- WHAT THE EXERCISE ASKS -
Filter the entries and keep only the lines where the string "product" appears.

- GIVEN RECORDS -
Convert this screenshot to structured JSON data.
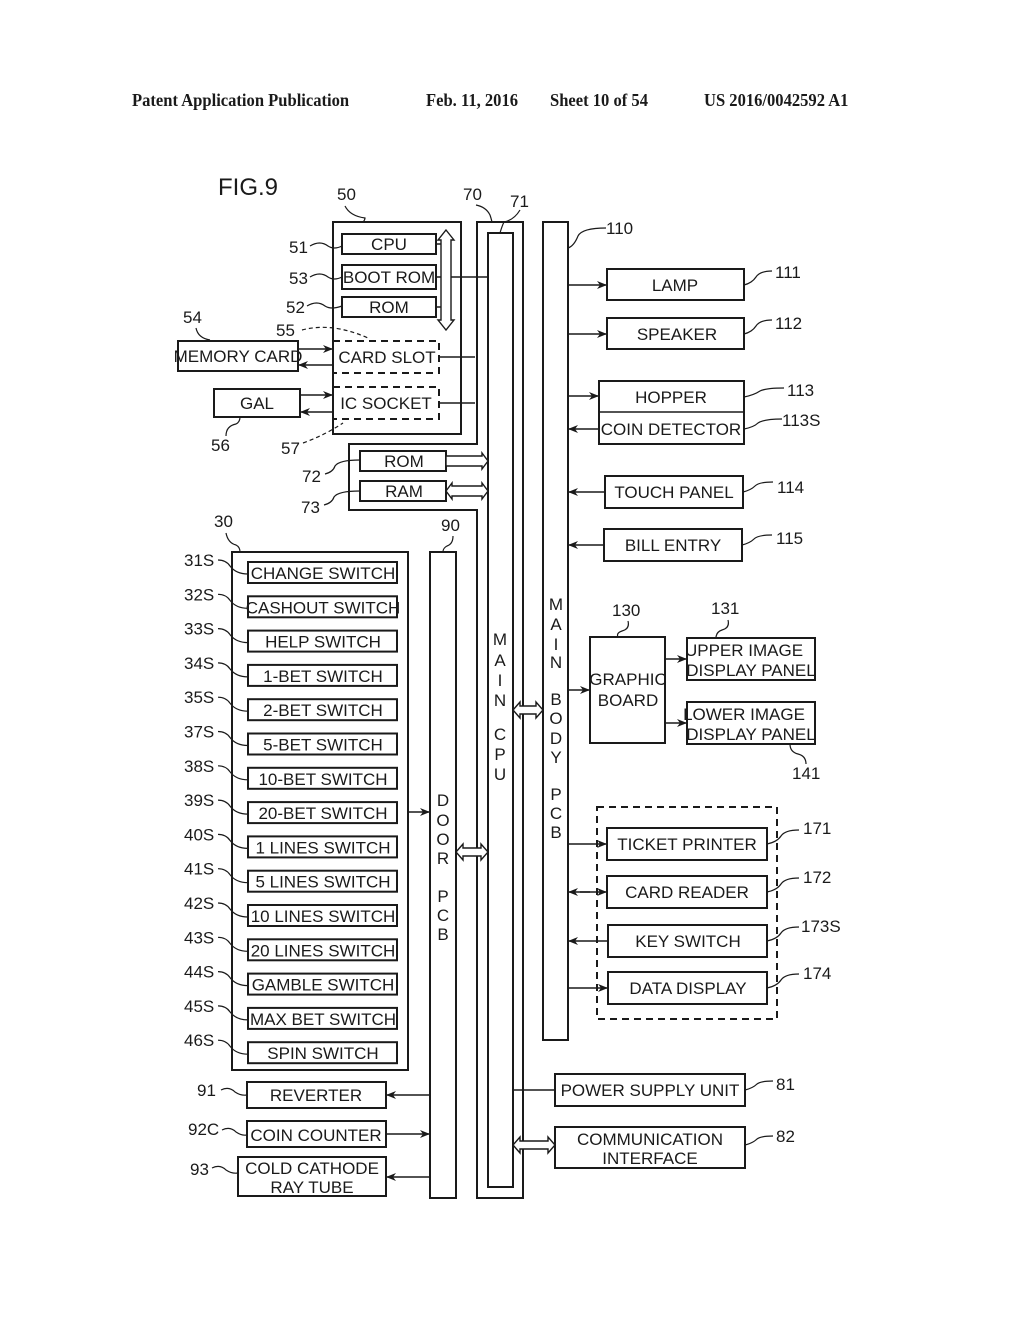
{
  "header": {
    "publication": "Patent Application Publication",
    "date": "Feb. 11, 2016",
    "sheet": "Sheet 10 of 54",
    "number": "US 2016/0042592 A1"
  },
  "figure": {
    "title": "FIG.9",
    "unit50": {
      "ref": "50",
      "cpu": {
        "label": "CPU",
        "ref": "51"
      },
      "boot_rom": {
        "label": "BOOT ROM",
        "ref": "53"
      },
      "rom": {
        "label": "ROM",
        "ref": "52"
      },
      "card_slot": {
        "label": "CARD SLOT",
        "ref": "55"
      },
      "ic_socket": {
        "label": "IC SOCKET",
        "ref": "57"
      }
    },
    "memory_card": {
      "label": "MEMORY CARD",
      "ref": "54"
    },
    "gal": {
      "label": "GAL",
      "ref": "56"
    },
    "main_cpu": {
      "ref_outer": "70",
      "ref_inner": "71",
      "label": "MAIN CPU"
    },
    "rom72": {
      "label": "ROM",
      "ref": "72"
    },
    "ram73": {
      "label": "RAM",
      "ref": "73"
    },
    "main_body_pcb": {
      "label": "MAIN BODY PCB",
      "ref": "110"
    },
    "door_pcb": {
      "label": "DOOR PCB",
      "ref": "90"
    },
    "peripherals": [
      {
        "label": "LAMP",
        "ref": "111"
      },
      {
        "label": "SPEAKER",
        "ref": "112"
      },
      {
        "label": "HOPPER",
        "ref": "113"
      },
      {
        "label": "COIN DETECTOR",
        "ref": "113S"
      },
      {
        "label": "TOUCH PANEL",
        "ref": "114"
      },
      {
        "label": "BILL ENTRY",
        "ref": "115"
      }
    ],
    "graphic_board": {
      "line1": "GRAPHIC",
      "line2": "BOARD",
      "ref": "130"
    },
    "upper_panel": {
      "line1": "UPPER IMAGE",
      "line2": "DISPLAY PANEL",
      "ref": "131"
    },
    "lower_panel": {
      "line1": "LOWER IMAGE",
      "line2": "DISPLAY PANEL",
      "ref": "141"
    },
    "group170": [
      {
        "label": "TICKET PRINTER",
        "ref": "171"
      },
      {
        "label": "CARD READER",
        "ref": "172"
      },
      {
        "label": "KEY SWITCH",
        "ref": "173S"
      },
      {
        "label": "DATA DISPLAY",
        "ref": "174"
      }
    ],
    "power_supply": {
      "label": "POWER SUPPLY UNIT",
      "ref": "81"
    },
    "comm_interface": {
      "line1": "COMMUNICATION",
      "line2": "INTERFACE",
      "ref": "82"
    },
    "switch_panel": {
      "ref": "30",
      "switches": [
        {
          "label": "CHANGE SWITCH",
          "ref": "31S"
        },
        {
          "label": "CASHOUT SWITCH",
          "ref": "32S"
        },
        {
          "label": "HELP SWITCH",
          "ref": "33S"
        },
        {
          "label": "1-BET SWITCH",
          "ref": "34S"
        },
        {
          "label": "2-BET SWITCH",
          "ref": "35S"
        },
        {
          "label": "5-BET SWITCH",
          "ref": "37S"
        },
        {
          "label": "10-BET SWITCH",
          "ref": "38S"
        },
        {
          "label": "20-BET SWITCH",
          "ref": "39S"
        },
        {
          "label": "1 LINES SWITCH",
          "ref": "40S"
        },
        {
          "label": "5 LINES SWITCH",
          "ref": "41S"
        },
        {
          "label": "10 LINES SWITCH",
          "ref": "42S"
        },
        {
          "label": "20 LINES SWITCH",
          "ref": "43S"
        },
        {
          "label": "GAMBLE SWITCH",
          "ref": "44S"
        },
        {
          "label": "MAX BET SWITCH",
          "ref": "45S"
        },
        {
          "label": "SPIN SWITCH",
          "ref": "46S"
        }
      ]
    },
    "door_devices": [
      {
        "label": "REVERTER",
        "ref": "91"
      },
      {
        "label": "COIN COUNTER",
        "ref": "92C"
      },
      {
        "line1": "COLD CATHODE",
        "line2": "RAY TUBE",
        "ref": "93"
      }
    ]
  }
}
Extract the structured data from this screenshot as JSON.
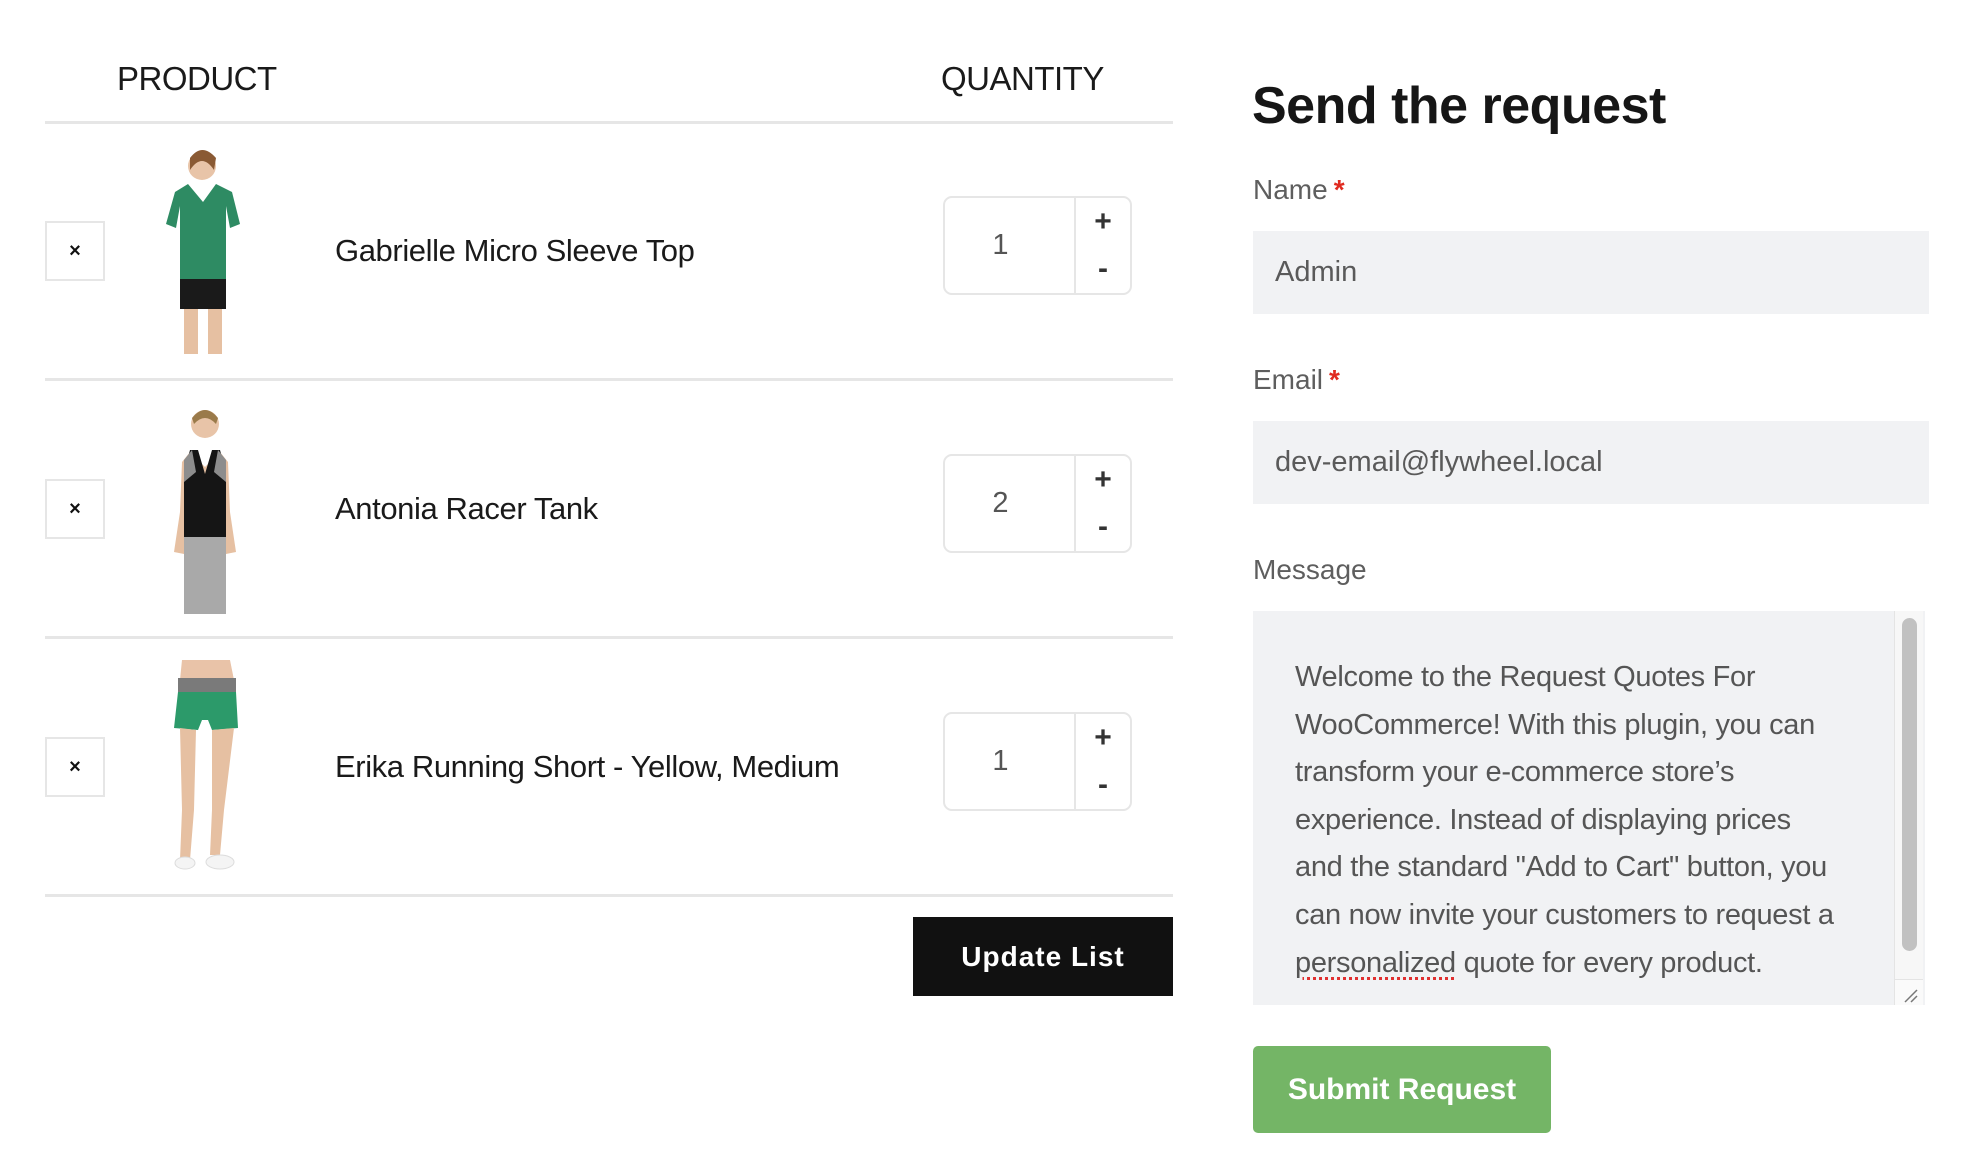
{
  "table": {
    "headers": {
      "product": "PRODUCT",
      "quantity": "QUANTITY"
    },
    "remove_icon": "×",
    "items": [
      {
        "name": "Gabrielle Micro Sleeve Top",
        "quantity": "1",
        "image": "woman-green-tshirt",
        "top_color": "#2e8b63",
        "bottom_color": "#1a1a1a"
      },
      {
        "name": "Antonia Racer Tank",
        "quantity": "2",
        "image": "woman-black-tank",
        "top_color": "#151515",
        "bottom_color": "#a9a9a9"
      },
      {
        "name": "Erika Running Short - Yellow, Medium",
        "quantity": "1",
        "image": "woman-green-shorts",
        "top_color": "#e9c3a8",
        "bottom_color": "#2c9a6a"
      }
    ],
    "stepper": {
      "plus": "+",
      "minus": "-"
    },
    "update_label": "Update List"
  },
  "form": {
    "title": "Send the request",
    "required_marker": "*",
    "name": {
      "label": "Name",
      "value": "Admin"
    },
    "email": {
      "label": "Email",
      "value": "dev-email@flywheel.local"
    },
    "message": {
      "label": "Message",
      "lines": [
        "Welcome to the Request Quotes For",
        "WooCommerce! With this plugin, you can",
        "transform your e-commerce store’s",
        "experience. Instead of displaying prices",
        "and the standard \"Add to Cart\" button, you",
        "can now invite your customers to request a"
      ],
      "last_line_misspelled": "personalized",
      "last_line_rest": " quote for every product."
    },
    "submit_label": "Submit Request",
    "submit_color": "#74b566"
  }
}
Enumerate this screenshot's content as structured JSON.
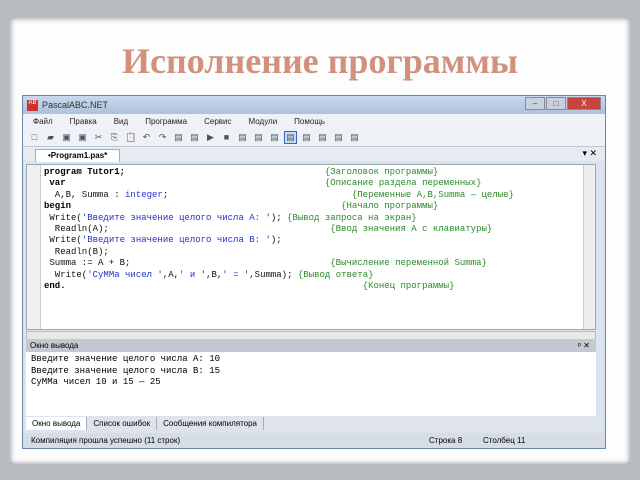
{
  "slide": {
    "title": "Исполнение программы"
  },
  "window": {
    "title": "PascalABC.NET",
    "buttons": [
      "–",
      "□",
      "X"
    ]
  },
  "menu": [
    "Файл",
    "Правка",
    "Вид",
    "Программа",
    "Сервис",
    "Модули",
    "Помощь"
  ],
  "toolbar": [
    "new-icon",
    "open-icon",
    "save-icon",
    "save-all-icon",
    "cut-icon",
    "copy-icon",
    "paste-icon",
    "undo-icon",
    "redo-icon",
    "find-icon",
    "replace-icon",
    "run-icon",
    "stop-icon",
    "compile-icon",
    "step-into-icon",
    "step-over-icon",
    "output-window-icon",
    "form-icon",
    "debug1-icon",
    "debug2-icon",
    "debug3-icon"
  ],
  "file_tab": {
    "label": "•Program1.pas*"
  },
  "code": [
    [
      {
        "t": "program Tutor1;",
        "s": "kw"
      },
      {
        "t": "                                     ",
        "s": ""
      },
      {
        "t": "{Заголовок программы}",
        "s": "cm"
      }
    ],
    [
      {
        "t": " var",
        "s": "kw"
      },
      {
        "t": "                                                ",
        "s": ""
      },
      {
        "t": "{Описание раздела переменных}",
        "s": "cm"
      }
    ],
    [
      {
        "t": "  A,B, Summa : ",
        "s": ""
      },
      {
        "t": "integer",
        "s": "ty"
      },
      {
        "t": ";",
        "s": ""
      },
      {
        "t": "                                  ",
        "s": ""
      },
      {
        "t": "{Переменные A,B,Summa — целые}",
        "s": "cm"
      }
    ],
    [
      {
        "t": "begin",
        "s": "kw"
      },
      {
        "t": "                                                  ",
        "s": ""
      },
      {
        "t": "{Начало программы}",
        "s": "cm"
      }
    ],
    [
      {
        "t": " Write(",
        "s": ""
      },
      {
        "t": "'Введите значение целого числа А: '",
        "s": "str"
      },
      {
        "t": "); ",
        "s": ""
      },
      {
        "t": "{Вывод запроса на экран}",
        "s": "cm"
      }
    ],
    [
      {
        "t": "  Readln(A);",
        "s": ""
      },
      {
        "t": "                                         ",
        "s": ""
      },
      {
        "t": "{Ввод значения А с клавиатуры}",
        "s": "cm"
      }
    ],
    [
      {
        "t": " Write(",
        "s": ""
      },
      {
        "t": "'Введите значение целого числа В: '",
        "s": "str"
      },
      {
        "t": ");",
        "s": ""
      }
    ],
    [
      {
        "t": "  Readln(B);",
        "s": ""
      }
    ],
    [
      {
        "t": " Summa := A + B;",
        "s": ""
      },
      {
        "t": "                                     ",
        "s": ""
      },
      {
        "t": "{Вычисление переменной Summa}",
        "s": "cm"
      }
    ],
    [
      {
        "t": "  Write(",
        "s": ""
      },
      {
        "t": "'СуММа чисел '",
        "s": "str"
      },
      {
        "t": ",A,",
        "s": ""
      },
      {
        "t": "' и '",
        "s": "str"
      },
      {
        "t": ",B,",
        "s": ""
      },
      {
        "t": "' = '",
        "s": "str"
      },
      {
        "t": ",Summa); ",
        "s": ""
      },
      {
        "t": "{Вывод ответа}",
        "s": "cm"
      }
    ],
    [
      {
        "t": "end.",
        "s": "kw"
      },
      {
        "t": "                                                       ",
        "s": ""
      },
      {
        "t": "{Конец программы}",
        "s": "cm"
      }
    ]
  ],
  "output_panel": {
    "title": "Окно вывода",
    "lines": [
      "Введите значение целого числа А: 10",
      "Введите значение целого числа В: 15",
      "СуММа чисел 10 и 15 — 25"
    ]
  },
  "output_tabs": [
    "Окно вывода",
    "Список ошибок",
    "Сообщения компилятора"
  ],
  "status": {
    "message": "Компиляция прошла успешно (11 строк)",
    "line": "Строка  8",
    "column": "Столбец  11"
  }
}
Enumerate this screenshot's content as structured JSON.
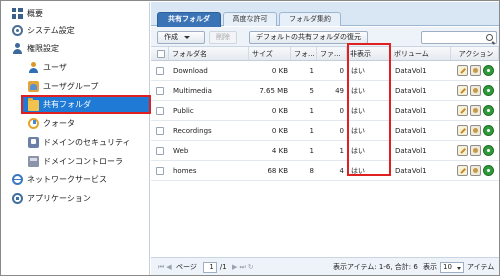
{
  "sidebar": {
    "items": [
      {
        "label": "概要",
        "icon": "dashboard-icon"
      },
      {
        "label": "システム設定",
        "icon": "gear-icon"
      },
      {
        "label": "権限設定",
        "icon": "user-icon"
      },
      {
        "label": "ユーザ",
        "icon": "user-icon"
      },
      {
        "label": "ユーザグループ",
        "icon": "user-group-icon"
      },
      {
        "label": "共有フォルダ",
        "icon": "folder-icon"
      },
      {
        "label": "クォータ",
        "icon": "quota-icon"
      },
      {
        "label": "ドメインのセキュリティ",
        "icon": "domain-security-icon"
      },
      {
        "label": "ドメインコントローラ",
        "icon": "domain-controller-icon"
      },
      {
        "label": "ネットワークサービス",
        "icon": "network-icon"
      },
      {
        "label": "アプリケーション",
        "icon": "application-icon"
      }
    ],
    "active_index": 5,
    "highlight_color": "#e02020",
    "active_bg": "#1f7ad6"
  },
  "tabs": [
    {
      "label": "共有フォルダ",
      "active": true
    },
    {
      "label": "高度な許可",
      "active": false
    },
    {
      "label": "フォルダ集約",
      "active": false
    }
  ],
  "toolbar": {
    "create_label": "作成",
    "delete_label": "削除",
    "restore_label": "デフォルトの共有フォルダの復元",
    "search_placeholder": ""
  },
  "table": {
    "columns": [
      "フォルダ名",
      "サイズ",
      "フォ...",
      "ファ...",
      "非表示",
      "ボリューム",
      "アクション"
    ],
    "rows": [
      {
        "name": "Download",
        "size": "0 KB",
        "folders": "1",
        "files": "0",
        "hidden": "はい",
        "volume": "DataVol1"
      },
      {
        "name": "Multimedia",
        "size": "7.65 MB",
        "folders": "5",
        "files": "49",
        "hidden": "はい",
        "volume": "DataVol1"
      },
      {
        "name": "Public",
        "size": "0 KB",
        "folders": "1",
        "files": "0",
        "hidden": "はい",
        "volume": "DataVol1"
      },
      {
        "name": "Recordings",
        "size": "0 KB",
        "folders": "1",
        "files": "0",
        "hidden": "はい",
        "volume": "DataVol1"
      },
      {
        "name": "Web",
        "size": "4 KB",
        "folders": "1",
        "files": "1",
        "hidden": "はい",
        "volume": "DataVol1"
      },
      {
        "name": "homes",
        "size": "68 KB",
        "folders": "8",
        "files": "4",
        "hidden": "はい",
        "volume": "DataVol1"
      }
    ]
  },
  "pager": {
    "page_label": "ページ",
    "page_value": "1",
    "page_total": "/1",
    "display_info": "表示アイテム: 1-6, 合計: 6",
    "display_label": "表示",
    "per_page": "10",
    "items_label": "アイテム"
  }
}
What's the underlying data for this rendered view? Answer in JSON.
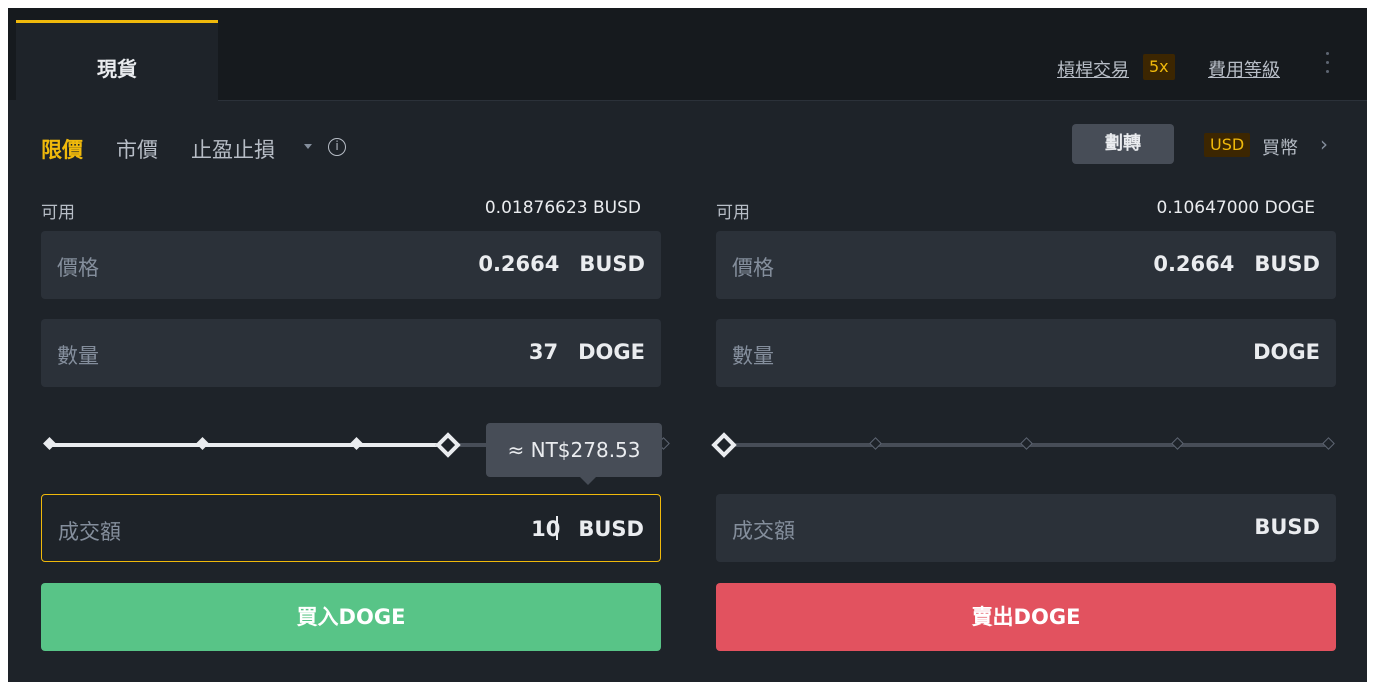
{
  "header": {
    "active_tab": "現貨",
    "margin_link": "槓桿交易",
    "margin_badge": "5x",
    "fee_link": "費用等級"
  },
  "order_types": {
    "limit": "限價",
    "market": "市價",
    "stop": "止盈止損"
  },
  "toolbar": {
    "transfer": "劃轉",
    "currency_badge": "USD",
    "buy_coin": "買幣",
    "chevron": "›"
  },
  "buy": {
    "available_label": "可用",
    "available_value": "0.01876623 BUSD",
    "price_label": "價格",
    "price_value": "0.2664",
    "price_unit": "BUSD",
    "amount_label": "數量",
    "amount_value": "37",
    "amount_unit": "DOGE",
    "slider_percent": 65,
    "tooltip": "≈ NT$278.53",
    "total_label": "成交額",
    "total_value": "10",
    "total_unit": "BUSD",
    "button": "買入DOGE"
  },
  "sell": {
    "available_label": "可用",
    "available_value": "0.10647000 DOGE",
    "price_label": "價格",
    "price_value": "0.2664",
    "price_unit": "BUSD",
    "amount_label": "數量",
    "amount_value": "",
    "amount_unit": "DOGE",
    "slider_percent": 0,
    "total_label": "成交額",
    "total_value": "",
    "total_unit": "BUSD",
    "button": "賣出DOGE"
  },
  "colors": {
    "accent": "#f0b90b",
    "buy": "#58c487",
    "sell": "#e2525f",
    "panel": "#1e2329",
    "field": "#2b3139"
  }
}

- SOLUTION FOR THIS EXERCISE -
      "product": "PRODUCT",
      "last_line_rest": " quote for every product."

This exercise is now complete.